▸ Records from a collection of figures

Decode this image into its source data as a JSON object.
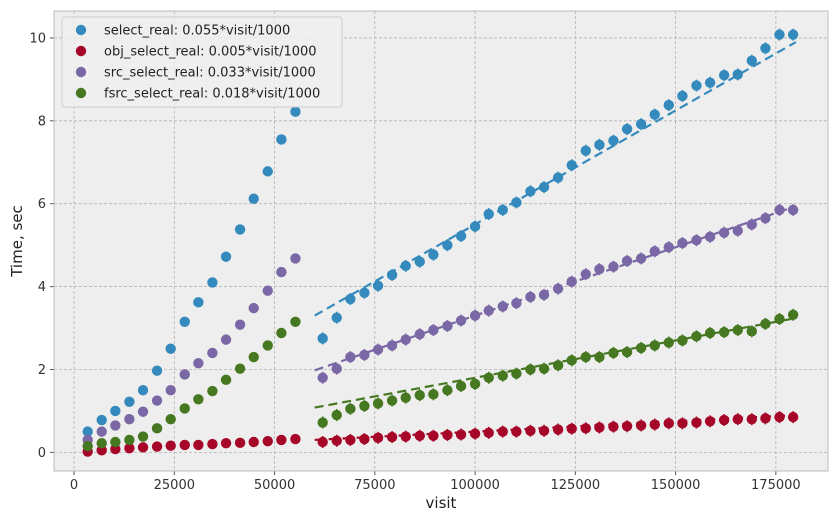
{
  "chart_data": {
    "type": "scatter",
    "xlabel": "visit",
    "ylabel": "Time, sec",
    "xlim": [
      -5000,
      188000
    ],
    "ylim": [
      -0.45,
      10.65
    ],
    "xticks": [
      0,
      25000,
      50000,
      75000,
      100000,
      125000,
      150000,
      175000
    ],
    "xtick_labels": [
      "0",
      "25000",
      "50000",
      "75000",
      "100000",
      "125000",
      "150000",
      "175000"
    ],
    "yticks": [
      0,
      2,
      4,
      6,
      8,
      10
    ],
    "ytick_labels": [
      "0",
      "2",
      "4",
      "6",
      "8",
      "10"
    ],
    "grid": true,
    "legend_position": "top-left",
    "series": [
      {
        "name": "select_real: 0.055*visit/1000",
        "color": "#348abd",
        "early": {
          "x": [
            3400,
            6900,
            10300,
            13800,
            17200,
            20700,
            24100,
            27600,
            31000,
            34500,
            37900,
            41400,
            44800,
            48300,
            51700,
            55200
          ],
          "y": [
            0.5,
            0.78,
            1.0,
            1.22,
            1.5,
            1.97,
            2.5,
            3.15,
            3.62,
            4.1,
            4.72,
            5.38,
            6.12,
            6.78,
            7.55,
            8.22
          ]
        },
        "late": {
          "x": [
            62000,
            65500,
            68900,
            72400,
            75800,
            79300,
            82700,
            86200,
            89600,
            93100,
            96500,
            100000,
            103400,
            106900,
            110300,
            113800,
            117200,
            120700,
            124100,
            127600,
            131000,
            134500,
            137900,
            141400,
            144800,
            148300,
            151700,
            155200,
            158600,
            162100,
            165500,
            169000,
            172400,
            175900,
            179300
          ],
          "y": [
            2.75,
            3.25,
            3.7,
            3.85,
            4.02,
            4.28,
            4.5,
            4.6,
            4.77,
            5.0,
            5.22,
            5.45,
            5.75,
            5.85,
            6.03,
            6.3,
            6.4,
            6.63,
            6.93,
            7.28,
            7.42,
            7.52,
            7.8,
            7.92,
            8.15,
            8.38,
            8.6,
            8.85,
            8.92,
            9.1,
            9.12,
            9.45,
            9.75,
            10.08,
            10.08
          ]
        },
        "fit": {
          "x": [
            60000,
            180000
          ],
          "y": [
            3.3,
            9.9
          ]
        }
      },
      {
        "name": "obj_select_real: 0.005*visit/1000",
        "color": "#a60628",
        "early": {
          "x": [
            3400,
            6900,
            10300,
            13800,
            17200,
            20700,
            24100,
            27600,
            31000,
            34500,
            37900,
            41400,
            44800,
            48300,
            51700,
            55200
          ],
          "y": [
            0.02,
            0.05,
            0.08,
            0.1,
            0.12,
            0.14,
            0.16,
            0.18,
            0.18,
            0.2,
            0.22,
            0.23,
            0.25,
            0.27,
            0.3,
            0.32
          ]
        },
        "late": {
          "x": [
            62000,
            65500,
            68900,
            72400,
            75800,
            79300,
            82700,
            86200,
            89600,
            93100,
            96500,
            100000,
            103400,
            106900,
            110300,
            113800,
            117200,
            120700,
            124100,
            127600,
            131000,
            134500,
            137900,
            141400,
            144800,
            148300,
            151700,
            155200,
            158600,
            162100,
            165500,
            169000,
            172400,
            175900,
            179300
          ],
          "y": [
            0.25,
            0.28,
            0.3,
            0.32,
            0.35,
            0.37,
            0.38,
            0.4,
            0.4,
            0.42,
            0.43,
            0.45,
            0.47,
            0.5,
            0.5,
            0.52,
            0.52,
            0.55,
            0.57,
            0.58,
            0.6,
            0.62,
            0.63,
            0.65,
            0.67,
            0.7,
            0.7,
            0.72,
            0.75,
            0.78,
            0.8,
            0.8,
            0.82,
            0.85,
            0.85
          ]
        },
        "fit": {
          "x": [
            60000,
            180000
          ],
          "y": [
            0.3,
            0.9
          ]
        }
      },
      {
        "name": "src_select_real: 0.033*visit/1000",
        "color": "#7a68a6",
        "early": {
          "x": [
            3400,
            6900,
            10300,
            13800,
            17200,
            20700,
            24100,
            27600,
            31000,
            34500,
            37900,
            41400,
            44800,
            48300,
            51700,
            55200
          ],
          "y": [
            0.3,
            0.5,
            0.65,
            0.8,
            0.98,
            1.25,
            1.5,
            1.88,
            2.15,
            2.4,
            2.72,
            3.08,
            3.48,
            3.9,
            4.35,
            4.68
          ]
        },
        "late": {
          "x": [
            62000,
            65500,
            68900,
            72400,
            75800,
            79300,
            82700,
            86200,
            89600,
            93100,
            96500,
            100000,
            103400,
            106900,
            110300,
            113800,
            117200,
            120700,
            124100,
            127600,
            131000,
            134500,
            137900,
            141400,
            144800,
            148300,
            151700,
            155200,
            158600,
            162100,
            165500,
            169000,
            172400,
            175900,
            179300
          ],
          "y": [
            1.8,
            2.02,
            2.3,
            2.35,
            2.48,
            2.58,
            2.72,
            2.85,
            2.95,
            3.05,
            3.18,
            3.3,
            3.42,
            3.52,
            3.6,
            3.75,
            3.8,
            3.95,
            4.12,
            4.3,
            4.42,
            4.48,
            4.62,
            4.68,
            4.85,
            4.95,
            5.05,
            5.12,
            5.2,
            5.3,
            5.35,
            5.5,
            5.65,
            5.85,
            5.85
          ]
        },
        "fit": {
          "x": [
            60000,
            180000
          ],
          "y": [
            1.98,
            5.94
          ]
        }
      },
      {
        "name": "fsrc_select_real: 0.018*visit/1000",
        "color": "#467821",
        "early": {
          "x": [
            3400,
            6900,
            10300,
            13800,
            17200,
            20700,
            24100,
            27600,
            31000,
            34500,
            37900,
            41400,
            44800,
            48300,
            51700,
            55200
          ],
          "y": [
            0.15,
            0.22,
            0.25,
            0.3,
            0.38,
            0.58,
            0.8,
            1.06,
            1.28,
            1.48,
            1.75,
            2.02,
            2.3,
            2.58,
            2.88,
            3.15
          ]
        },
        "late": {
          "x": [
            62000,
            65500,
            68900,
            72400,
            75800,
            79300,
            82700,
            86200,
            89600,
            93100,
            96500,
            100000,
            103400,
            106900,
            110300,
            113800,
            117200,
            120700,
            124100,
            127600,
            131000,
            134500,
            137900,
            141400,
            144800,
            148300,
            151700,
            155200,
            158600,
            162100,
            165500,
            169000,
            172400,
            175900,
            179300
          ],
          "y": [
            0.72,
            0.9,
            1.05,
            1.12,
            1.18,
            1.25,
            1.32,
            1.38,
            1.4,
            1.5,
            1.6,
            1.65,
            1.8,
            1.85,
            1.9,
            2.0,
            2.02,
            2.1,
            2.22,
            2.3,
            2.3,
            2.4,
            2.42,
            2.52,
            2.58,
            2.65,
            2.7,
            2.8,
            2.88,
            2.9,
            2.95,
            2.92,
            3.1,
            3.22,
            3.32
          ]
        },
        "fit": {
          "x": [
            60000,
            180000
          ],
          "y": [
            1.08,
            3.24
          ]
        }
      }
    ]
  }
}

▸ The request
Retype each record exactly as it stands, but do not include the pictures.

▸ Solution for this exercise
Decode this image into its source data as a JSON object.
{
  "chart_data": {
    "type": "scatter",
    "xlabel": "visit",
    "ylabel": "Time, sec",
    "xlim": [
      -5000,
      188000
    ],
    "ylim": [
      -0.45,
      10.65
    ],
    "xticks": [
      0,
      25000,
      50000,
      75000,
      100000,
      125000,
      150000,
      175000
    ],
    "xtick_labels": [
      "0",
      "25000",
      "50000",
      "75000",
      "100000",
      "125000",
      "150000",
      "175000"
    ],
    "yticks": [
      0,
      2,
      4,
      6,
      8,
      10
    ],
    "ytick_labels": [
      "0",
      "2",
      "4",
      "6",
      "8",
      "10"
    ],
    "grid": true,
    "legend_position": "top-left",
    "series": [
      {
        "name": "select_real: 0.055*visit/1000",
        "color": "#348abd",
        "early": {
          "x": [
            3400,
            6900,
            10300,
            13800,
            17200,
            20700,
            24100,
            27600,
            31000,
            34500,
            37900,
            41400,
            44800,
            48300,
            51700,
            55200
          ],
          "y": [
            0.5,
            0.78,
            1.0,
            1.22,
            1.5,
            1.97,
            2.5,
            3.15,
            3.62,
            4.1,
            4.72,
            5.38,
            6.12,
            6.78,
            7.55,
            8.22
          ]
        },
        "late": {
          "x": [
            62000,
            65500,
            68900,
            72400,
            75800,
            79300,
            82700,
            86200,
            89600,
            93100,
            96500,
            100000,
            103400,
            106900,
            110300,
            113800,
            117200,
            120700,
            124100,
            127600,
            131000,
            134500,
            137900,
            141400,
            144800,
            148300,
            151700,
            155200,
            158600,
            162100,
            165500,
            169000,
            172400,
            175900,
            179300
          ],
          "y": [
            2.75,
            3.25,
            3.7,
            3.85,
            4.02,
            4.28,
            4.5,
            4.6,
            4.77,
            5.0,
            5.22,
            5.45,
            5.75,
            5.85,
            6.03,
            6.3,
            6.4,
            6.63,
            6.93,
            7.28,
            7.42,
            7.52,
            7.8,
            7.92,
            8.15,
            8.38,
            8.6,
            8.85,
            8.92,
            9.1,
            9.12,
            9.45,
            9.75,
            10.08,
            10.08
          ]
        },
        "fit": {
          "x": [
            60000,
            180000
          ],
          "y": [
            3.3,
            9.9
          ]
        }
      },
      {
        "name": "obj_select_real: 0.005*visit/1000",
        "color": "#a60628",
        "early": {
          "x": [
            3400,
            6900,
            10300,
            13800,
            17200,
            20700,
            24100,
            27600,
            31000,
            34500,
            37900,
            41400,
            44800,
            48300,
            51700,
            55200
          ],
          "y": [
            0.02,
            0.05,
            0.08,
            0.1,
            0.12,
            0.14,
            0.16,
            0.18,
            0.18,
            0.2,
            0.22,
            0.23,
            0.25,
            0.27,
            0.3,
            0.32
          ]
        },
        "late": {
          "x": [
            62000,
            65500,
            68900,
            72400,
            75800,
            79300,
            82700,
            86200,
            89600,
            93100,
            96500,
            100000,
            103400,
            106900,
            110300,
            113800,
            117200,
            120700,
            124100,
            127600,
            131000,
            134500,
            137900,
            141400,
            144800,
            148300,
            151700,
            155200,
            158600,
            162100,
            165500,
            169000,
            172400,
            175900,
            179300
          ],
          "y": [
            0.25,
            0.28,
            0.3,
            0.32,
            0.35,
            0.37,
            0.38,
            0.4,
            0.4,
            0.42,
            0.43,
            0.45,
            0.47,
            0.5,
            0.5,
            0.52,
            0.52,
            0.55,
            0.57,
            0.58,
            0.6,
            0.62,
            0.63,
            0.65,
            0.67,
            0.7,
            0.7,
            0.72,
            0.75,
            0.78,
            0.8,
            0.8,
            0.82,
            0.85,
            0.85
          ]
        },
        "fit": {
          "x": [
            60000,
            180000
          ],
          "y": [
            0.3,
            0.9
          ]
        }
      },
      {
        "name": "src_select_real: 0.033*visit/1000",
        "color": "#7a68a6",
        "early": {
          "x": [
            3400,
            6900,
            10300,
            13800,
            17200,
            20700,
            24100,
            27600,
            31000,
            34500,
            37900,
            41400,
            44800,
            48300,
            51700,
            55200
          ],
          "y": [
            0.3,
            0.5,
            0.65,
            0.8,
            0.98,
            1.25,
            1.5,
            1.88,
            2.15,
            2.4,
            2.72,
            3.08,
            3.48,
            3.9,
            4.35,
            4.68
          ]
        },
        "late": {
          "x": [
            62000,
            65500,
            68900,
            72400,
            75800,
            79300,
            82700,
            86200,
            89600,
            93100,
            96500,
            100000,
            103400,
            106900,
            110300,
            113800,
            117200,
            120700,
            124100,
            127600,
            131000,
            134500,
            137900,
            141400,
            144800,
            148300,
            151700,
            155200,
            158600,
            162100,
            165500,
            169000,
            172400,
            175900,
            179300
          ],
          "y": [
            1.8,
            2.02,
            2.3,
            2.35,
            2.48,
            2.58,
            2.72,
            2.85,
            2.95,
            3.05,
            3.18,
            3.3,
            3.42,
            3.52,
            3.6,
            3.75,
            3.8,
            3.95,
            4.12,
            4.3,
            4.42,
            4.48,
            4.62,
            4.68,
            4.85,
            4.95,
            5.05,
            5.12,
            5.2,
            5.3,
            5.35,
            5.5,
            5.65,
            5.85,
            5.85
          ]
        },
        "fit": {
          "x": [
            60000,
            180000
          ],
          "y": [
            1.98,
            5.94
          ]
        }
      },
      {
        "name": "fsrc_select_real: 0.018*visit/1000",
        "color": "#467821",
        "early": {
          "x": [
            3400,
            6900,
            10300,
            13800,
            17200,
            20700,
            24100,
            27600,
            31000,
            34500,
            37900,
            41400,
            44800,
            48300,
            51700,
            55200
          ],
          "y": [
            0.15,
            0.22,
            0.25,
            0.3,
            0.38,
            0.58,
            0.8,
            1.06,
            1.28,
            1.48,
            1.75,
            2.02,
            2.3,
            2.58,
            2.88,
            3.15
          ]
        },
        "late": {
          "x": [
            62000,
            65500,
            68900,
            72400,
            75800,
            79300,
            82700,
            86200,
            89600,
            93100,
            96500,
            100000,
            103400,
            106900,
            110300,
            113800,
            117200,
            120700,
            124100,
            127600,
            131000,
            134500,
            137900,
            141400,
            144800,
            148300,
            151700,
            155200,
            158600,
            162100,
            165500,
            169000,
            172400,
            175900,
            179300
          ],
          "y": [
            0.72,
            0.9,
            1.05,
            1.12,
            1.18,
            1.25,
            1.32,
            1.38,
            1.4,
            1.5,
            1.6,
            1.65,
            1.8,
            1.85,
            1.9,
            2.0,
            2.02,
            2.1,
            2.22,
            2.3,
            2.3,
            2.4,
            2.42,
            2.52,
            2.58,
            2.65,
            2.7,
            2.8,
            2.88,
            2.9,
            2.95,
            2.92,
            3.1,
            3.22,
            3.32
          ]
        },
        "fit": {
          "x": [
            60000,
            180000
          ],
          "y": [
            1.08,
            3.24
          ]
        }
      }
    ]
  }
}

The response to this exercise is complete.